**Extracted information**
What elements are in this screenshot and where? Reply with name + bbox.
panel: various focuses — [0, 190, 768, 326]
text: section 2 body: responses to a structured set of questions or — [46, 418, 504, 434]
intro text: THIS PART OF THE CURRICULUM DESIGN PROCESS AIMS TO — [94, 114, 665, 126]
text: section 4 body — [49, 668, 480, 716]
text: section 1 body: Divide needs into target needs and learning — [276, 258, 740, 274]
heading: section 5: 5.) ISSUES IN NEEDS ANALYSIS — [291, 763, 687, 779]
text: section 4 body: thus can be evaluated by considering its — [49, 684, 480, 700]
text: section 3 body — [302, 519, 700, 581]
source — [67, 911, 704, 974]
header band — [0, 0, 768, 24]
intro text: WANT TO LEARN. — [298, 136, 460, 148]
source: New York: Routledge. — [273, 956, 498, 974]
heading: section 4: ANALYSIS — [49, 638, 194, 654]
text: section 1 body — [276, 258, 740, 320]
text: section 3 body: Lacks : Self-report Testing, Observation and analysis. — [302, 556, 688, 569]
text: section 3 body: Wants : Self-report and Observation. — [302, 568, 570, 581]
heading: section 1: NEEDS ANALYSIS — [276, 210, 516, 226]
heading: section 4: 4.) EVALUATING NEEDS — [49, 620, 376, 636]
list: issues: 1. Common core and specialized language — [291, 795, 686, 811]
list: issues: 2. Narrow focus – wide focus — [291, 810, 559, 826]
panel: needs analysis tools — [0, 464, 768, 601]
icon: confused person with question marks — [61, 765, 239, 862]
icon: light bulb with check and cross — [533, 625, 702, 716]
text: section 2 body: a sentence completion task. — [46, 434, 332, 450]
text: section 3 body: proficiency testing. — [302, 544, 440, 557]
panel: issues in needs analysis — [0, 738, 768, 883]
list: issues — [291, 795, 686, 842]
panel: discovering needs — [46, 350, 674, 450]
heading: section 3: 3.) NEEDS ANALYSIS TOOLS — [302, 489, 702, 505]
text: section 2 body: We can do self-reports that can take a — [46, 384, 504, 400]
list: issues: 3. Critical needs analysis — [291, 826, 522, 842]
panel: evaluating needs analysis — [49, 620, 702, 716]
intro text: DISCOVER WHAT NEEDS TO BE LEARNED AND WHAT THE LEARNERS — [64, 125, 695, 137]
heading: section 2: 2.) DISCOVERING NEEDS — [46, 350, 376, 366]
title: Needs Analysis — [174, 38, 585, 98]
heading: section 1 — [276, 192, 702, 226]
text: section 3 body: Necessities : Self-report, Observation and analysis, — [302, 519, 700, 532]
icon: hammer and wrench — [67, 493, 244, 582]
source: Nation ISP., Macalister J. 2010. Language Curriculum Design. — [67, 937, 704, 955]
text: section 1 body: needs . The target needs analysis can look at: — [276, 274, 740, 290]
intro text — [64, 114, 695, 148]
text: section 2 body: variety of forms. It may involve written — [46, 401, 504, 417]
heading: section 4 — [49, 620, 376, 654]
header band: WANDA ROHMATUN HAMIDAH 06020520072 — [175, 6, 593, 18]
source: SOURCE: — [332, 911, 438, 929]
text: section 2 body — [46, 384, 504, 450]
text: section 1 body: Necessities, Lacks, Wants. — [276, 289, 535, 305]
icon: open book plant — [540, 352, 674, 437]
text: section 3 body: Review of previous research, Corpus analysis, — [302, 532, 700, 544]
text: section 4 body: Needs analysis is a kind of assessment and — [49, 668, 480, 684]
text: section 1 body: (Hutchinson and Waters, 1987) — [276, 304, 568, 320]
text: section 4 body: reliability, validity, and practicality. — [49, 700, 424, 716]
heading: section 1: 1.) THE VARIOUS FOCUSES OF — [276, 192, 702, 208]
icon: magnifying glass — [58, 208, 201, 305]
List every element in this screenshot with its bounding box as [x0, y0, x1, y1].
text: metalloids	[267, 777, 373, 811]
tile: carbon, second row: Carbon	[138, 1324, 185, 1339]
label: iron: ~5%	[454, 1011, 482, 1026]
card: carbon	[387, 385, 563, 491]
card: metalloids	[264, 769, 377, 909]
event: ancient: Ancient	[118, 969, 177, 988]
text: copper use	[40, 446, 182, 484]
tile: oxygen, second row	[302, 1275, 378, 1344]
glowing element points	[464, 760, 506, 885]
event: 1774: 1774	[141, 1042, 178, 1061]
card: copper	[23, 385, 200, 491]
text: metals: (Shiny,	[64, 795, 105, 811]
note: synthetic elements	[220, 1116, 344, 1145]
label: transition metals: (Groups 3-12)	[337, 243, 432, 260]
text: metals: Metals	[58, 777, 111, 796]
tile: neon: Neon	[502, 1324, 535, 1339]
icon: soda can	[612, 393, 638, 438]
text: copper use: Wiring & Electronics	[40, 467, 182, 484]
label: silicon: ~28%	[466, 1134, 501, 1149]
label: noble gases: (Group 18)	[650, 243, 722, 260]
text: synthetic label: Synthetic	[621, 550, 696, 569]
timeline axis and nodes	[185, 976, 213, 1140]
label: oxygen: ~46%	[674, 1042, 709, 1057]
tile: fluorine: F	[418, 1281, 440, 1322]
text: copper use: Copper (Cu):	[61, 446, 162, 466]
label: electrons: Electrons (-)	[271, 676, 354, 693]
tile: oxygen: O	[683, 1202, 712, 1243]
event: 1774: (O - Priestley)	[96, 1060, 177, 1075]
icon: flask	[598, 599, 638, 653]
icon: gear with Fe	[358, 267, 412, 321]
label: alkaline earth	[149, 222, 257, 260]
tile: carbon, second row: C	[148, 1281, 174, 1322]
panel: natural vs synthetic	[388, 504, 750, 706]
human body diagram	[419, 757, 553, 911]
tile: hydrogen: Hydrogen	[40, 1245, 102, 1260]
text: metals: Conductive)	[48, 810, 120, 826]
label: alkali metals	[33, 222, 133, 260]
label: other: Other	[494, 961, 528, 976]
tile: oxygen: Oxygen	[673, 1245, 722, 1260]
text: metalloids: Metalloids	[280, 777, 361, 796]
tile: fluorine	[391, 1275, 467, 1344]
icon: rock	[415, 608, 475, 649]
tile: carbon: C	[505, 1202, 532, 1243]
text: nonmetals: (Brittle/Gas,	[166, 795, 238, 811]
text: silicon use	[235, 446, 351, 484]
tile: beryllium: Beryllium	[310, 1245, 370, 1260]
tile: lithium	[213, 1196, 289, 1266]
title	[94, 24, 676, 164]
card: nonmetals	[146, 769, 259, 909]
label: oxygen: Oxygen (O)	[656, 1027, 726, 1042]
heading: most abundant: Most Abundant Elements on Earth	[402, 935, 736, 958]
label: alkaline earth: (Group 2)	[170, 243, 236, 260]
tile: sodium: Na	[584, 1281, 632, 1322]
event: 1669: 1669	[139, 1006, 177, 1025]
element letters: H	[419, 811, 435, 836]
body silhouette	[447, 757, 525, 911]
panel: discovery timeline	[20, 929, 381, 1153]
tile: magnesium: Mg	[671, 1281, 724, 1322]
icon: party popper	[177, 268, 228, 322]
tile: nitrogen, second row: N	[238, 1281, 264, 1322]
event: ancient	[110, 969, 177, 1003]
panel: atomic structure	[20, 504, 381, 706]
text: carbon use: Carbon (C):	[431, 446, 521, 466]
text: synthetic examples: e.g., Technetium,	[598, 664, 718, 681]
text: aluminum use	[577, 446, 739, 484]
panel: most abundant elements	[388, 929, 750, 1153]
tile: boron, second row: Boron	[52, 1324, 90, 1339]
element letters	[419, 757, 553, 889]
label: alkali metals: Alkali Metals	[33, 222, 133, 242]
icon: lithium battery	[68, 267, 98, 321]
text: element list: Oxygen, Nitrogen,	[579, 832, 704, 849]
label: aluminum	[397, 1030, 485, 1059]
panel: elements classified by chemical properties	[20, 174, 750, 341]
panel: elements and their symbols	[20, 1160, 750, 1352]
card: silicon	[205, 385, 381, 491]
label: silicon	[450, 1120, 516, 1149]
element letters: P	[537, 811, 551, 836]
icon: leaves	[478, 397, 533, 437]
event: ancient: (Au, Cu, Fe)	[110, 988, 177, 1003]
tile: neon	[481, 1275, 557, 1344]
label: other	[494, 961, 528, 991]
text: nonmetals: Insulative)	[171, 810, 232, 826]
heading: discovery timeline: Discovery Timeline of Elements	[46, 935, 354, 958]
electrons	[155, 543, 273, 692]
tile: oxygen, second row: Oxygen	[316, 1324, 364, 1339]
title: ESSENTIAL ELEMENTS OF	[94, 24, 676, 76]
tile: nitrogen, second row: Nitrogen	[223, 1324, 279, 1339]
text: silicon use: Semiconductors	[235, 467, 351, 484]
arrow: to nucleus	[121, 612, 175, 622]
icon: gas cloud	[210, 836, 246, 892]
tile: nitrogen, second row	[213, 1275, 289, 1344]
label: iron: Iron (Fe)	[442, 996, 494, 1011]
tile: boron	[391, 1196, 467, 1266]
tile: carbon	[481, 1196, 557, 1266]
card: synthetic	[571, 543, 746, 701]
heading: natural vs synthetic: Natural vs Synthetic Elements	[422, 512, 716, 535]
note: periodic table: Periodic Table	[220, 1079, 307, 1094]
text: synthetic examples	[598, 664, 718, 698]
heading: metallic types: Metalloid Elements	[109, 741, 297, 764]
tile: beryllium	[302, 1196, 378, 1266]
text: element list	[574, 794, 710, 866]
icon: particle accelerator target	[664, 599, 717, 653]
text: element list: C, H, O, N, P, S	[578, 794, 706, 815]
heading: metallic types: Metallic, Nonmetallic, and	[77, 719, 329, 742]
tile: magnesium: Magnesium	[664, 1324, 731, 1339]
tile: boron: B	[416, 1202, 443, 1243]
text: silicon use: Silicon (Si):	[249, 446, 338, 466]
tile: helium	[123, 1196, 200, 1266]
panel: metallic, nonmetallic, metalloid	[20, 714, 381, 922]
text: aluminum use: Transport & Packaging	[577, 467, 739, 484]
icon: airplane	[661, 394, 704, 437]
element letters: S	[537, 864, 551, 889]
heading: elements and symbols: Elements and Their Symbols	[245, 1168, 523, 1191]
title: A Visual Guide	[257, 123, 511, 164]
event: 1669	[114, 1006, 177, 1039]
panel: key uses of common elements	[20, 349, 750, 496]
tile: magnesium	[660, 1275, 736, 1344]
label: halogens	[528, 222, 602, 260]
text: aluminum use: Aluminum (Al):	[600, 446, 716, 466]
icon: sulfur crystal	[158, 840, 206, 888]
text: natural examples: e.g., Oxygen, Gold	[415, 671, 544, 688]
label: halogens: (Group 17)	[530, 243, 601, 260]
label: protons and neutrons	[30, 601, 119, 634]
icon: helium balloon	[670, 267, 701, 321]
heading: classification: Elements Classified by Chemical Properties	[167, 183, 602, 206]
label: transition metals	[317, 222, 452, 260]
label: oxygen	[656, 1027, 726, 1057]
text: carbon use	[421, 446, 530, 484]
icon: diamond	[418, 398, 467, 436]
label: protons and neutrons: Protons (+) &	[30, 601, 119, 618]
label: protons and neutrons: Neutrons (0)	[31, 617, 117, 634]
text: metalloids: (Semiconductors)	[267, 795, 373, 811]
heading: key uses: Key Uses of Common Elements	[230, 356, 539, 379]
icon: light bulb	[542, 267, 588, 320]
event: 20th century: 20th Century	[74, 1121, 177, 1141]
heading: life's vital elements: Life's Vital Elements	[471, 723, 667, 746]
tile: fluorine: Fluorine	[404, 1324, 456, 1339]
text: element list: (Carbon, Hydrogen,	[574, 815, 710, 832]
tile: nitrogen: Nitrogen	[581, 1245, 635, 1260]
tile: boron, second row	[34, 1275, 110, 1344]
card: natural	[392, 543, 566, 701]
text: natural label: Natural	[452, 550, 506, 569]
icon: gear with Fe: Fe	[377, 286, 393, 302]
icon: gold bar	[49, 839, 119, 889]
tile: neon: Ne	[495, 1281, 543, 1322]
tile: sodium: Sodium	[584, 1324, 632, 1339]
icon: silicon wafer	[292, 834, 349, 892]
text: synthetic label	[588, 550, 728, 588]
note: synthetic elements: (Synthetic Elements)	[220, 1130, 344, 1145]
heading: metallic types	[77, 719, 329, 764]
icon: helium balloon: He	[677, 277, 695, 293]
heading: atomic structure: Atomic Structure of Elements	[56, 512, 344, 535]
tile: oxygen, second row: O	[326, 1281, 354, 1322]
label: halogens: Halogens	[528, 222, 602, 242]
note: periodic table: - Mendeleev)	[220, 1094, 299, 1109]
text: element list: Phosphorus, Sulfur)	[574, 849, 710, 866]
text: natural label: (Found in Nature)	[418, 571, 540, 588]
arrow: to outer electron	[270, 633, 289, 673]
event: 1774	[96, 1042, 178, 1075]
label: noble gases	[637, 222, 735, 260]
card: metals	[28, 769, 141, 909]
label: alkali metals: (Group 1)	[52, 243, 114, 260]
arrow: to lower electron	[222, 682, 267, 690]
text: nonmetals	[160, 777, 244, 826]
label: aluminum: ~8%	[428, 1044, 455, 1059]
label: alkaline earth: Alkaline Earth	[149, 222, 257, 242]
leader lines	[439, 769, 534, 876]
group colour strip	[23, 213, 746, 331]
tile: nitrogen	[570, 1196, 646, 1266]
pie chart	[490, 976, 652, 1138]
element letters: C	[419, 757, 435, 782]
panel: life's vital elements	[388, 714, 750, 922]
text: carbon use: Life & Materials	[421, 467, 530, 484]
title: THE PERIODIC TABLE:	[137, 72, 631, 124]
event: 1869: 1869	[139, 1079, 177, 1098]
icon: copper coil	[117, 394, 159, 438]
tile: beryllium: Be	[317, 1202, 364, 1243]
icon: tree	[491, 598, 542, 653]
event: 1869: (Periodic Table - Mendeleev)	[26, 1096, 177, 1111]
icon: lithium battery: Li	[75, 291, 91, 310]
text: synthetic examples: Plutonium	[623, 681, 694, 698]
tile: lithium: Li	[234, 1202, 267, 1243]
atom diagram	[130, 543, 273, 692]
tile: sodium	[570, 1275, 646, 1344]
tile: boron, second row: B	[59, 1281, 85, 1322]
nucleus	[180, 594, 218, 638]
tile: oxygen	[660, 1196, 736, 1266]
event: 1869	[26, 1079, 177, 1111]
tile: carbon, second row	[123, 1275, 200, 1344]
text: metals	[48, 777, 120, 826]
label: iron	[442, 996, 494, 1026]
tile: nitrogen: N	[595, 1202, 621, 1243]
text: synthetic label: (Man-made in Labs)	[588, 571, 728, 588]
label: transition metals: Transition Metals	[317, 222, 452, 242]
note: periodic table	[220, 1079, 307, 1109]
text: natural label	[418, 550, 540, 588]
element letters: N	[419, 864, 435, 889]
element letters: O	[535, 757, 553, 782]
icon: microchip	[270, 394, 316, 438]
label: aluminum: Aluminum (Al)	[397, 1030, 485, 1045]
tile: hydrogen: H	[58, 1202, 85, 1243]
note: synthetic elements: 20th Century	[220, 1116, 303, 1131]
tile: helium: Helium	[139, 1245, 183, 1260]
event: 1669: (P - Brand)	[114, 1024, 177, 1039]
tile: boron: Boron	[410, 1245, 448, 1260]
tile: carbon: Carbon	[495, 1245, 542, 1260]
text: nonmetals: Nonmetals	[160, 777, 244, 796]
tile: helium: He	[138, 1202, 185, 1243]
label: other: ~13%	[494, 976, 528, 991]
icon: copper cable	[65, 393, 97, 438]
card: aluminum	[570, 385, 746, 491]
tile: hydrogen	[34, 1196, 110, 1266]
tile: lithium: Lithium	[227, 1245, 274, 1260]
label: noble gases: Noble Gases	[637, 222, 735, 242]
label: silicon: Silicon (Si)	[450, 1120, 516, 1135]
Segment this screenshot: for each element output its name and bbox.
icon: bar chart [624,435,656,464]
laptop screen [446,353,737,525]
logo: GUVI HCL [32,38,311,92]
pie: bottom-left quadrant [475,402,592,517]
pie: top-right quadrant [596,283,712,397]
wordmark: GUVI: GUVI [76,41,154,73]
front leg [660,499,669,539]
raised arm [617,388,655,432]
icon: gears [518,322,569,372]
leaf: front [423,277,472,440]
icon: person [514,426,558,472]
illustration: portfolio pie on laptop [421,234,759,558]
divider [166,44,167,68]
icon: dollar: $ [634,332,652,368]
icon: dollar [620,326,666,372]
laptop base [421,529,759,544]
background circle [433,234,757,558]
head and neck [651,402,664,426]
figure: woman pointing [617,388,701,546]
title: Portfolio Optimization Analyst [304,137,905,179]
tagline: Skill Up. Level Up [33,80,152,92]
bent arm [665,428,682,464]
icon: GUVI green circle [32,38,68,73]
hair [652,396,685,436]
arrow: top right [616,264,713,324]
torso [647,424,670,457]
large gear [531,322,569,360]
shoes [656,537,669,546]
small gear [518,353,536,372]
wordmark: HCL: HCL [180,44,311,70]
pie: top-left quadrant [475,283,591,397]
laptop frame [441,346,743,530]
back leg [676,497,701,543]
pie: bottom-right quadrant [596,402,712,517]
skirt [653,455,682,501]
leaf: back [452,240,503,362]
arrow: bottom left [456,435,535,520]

**Your task**
Reproduce the items verbatim, starting at the first line and ending with the line that contains "title: Needs Analysis — [174, 38, 585, 98]", including both.

**Solution to this task**
What elements are in this screenshot and where? Reply with name + bbox.
panel: various focuses — [0, 190, 768, 326]
text: section 2 body: responses to a structured set of questions or — [46, 418, 504, 434]
intro text: THIS PART OF THE CURRICULUM DESIGN PROCESS AIMS TO — [94, 114, 665, 126]
text: section 4 body — [49, 668, 480, 716]
text: section 1 body: Divide needs into target needs and learning — [276, 258, 740, 274]
heading: section 5: 5.) ISSUES IN NEEDS ANALYSIS — [291, 763, 687, 779]
text: section 4 body: thus can be evaluated by considering its — [49, 684, 480, 700]
text: section 3 body — [302, 519, 700, 581]
source — [67, 911, 704, 974]
header band — [0, 0, 768, 24]
intro text: WANT TO LEARN. — [298, 136, 460, 148]
source: New York: Routledge. — [273, 956, 498, 974]
heading: section 4: ANALYSIS — [49, 638, 194, 654]
text: section 1 body — [276, 258, 740, 320]
text: section 3 body: Lacks : Self-report Testing, Observation and analysis. — [302, 556, 688, 569]
text: section 3 body: Wants : Self-report and Observation. — [302, 568, 570, 581]
heading: section 1: NEEDS ANALYSIS — [276, 210, 516, 226]
heading: section 4: 4.) EVALUATING NEEDS — [49, 620, 376, 636]
list: issues: 1. Common core and specialized language — [291, 795, 686, 811]
list: issues: 2. Narrow focus – wide focus — [291, 810, 559, 826]
panel: needs analysis tools — [0, 464, 768, 601]
icon: confused person with question marks — [61, 765, 239, 862]
icon: light bulb with check and cross — [533, 625, 702, 716]
text: section 2 body: a sentence completion task. — [46, 434, 332, 450]
text: section 3 body: proficiency testing. — [302, 544, 440, 557]
panel: issues in needs analysis — [0, 738, 768, 883]
list: issues — [291, 795, 686, 842]
panel: discovering needs — [46, 350, 674, 450]
heading: section 3: 3.) NEEDS ANALYSIS TOOLS — [302, 489, 702, 505]
text: section 2 body: We can do self-reports that can take a — [46, 384, 504, 400]
list: issues: 3. Critical needs analysis — [291, 826, 522, 842]
panel: evaluating needs analysis — [49, 620, 702, 716]
intro text: DISCOVER WHAT NEEDS TO BE LEARNED AND WHAT THE LEARNERS — [64, 125, 695, 137]
heading: section 2: 2.) DISCOVERING NEEDS — [46, 350, 376, 366]
title: Needs Analysis — [174, 38, 585, 98]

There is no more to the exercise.